Job: Keep the pictures out of the copy and print all the entries below exactly.

Extracted data entries:

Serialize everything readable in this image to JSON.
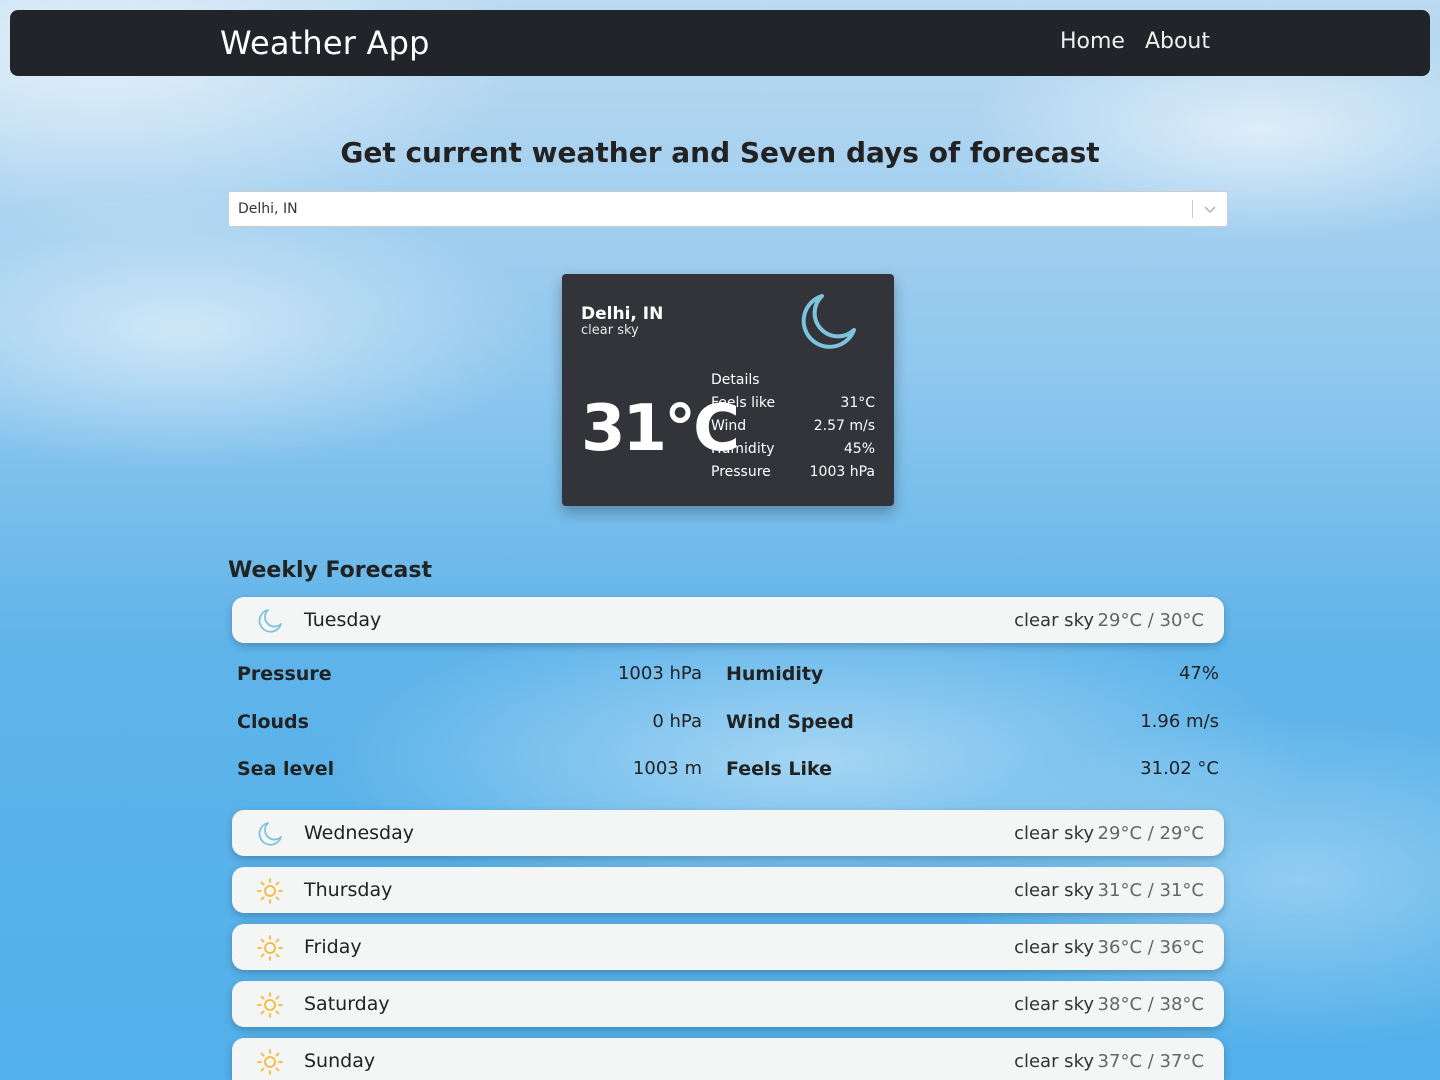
{
  "navbar": {
    "brand": "Weather App",
    "links": [
      "Home",
      "About"
    ]
  },
  "headline": "Get current weather and Seven days of forecast",
  "search": {
    "value": "Delhi, IN"
  },
  "current": {
    "city": "Delhi, IN",
    "description": "clear sky",
    "temperature": "31°C",
    "icon": "moon-icon",
    "details_title": "Details",
    "details": [
      {
        "label": "Feels like",
        "value": "31°C"
      },
      {
        "label": "Wind",
        "value": "2.57 m/s"
      },
      {
        "label": "Humidity",
        "value": "45%"
      },
      {
        "label": "Pressure",
        "value": "1003 hPa"
      }
    ]
  },
  "weekly": {
    "title": "Weekly Forecast",
    "days": [
      {
        "name": "Tuesday",
        "description": "clear sky",
        "temps": "29°C / 30°C",
        "icon": "moon-icon"
      },
      {
        "name": "Wednesday",
        "description": "clear sky",
        "temps": "29°C / 29°C",
        "icon": "moon-icon"
      },
      {
        "name": "Thursday",
        "description": "clear sky",
        "temps": "31°C / 31°C",
        "icon": "sun-icon"
      },
      {
        "name": "Friday",
        "description": "clear sky",
        "temps": "36°C / 36°C",
        "icon": "sun-icon"
      },
      {
        "name": "Saturday",
        "description": "clear sky",
        "temps": "38°C / 38°C",
        "icon": "sun-icon"
      },
      {
        "name": "Sunday",
        "description": "clear sky",
        "temps": "37°C / 37°C",
        "icon": "sun-icon"
      }
    ],
    "expanded_details": [
      {
        "left_label": "Pressure",
        "left_value": "1003 hPa",
        "right_label": "Humidity",
        "right_value": "47%"
      },
      {
        "left_label": "Clouds",
        "left_value": "0 hPa",
        "right_label": "Wind Speed",
        "right_value": "1.96 m/s"
      },
      {
        "left_label": "Sea level",
        "left_value": "1003 m",
        "right_label": "Feels Like",
        "right_value": "31.02 °C"
      }
    ]
  },
  "colors": {
    "navbar": "#212529",
    "card": "#333439",
    "moon": "#7ec3dd",
    "sun": "#f5b93b"
  }
}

Solution to this exercise:
Serialize everything readable in this image to JSON.
{
  "navbar": {
    "brand": "Weather App",
    "links": [
      "Home",
      "About"
    ]
  },
  "headline": "Get current weather and Seven days of forecast",
  "search": {
    "value": "Delhi, IN"
  },
  "current": {
    "city": "Delhi, IN",
    "description": "clear sky",
    "temperature": "31°C",
    "icon": "moon-icon",
    "details_title": "Details",
    "details": [
      {
        "label": "Feels like",
        "value": "31°C"
      },
      {
        "label": "Wind",
        "value": "2.57 m/s"
      },
      {
        "label": "Humidity",
        "value": "45%"
      },
      {
        "label": "Pressure",
        "value": "1003 hPa"
      }
    ]
  },
  "weekly": {
    "title": "Weekly Forecast",
    "days": [
      {
        "name": "Tuesday",
        "description": "clear sky",
        "temps": "29°C / 30°C",
        "icon": "moon-icon"
      },
      {
        "name": "Wednesday",
        "description": "clear sky",
        "temps": "29°C / 29°C",
        "icon": "moon-icon"
      },
      {
        "name": "Thursday",
        "description": "clear sky",
        "temps": "31°C / 31°C",
        "icon": "sun-icon"
      },
      {
        "name": "Friday",
        "description": "clear sky",
        "temps": "36°C / 36°C",
        "icon": "sun-icon"
      },
      {
        "name": "Saturday",
        "description": "clear sky",
        "temps": "38°C / 38°C",
        "icon": "sun-icon"
      },
      {
        "name": "Sunday",
        "description": "clear sky",
        "temps": "37°C / 37°C",
        "icon": "sun-icon"
      }
    ],
    "expanded_details": [
      {
        "left_label": "Pressure",
        "left_value": "1003 hPa",
        "right_label": "Humidity",
        "right_value": "47%"
      },
      {
        "left_label": "Clouds",
        "left_value": "0 hPa",
        "right_label": "Wind Speed",
        "right_value": "1.96 m/s"
      },
      {
        "left_label": "Sea level",
        "left_value": "1003 m",
        "right_label": "Feels Like",
        "right_value": "31.02 °C"
      }
    ]
  },
  "colors": {
    "navbar": "#212529",
    "card": "#333439",
    "moon": "#7ec3dd",
    "sun": "#f5b93b"
  }
}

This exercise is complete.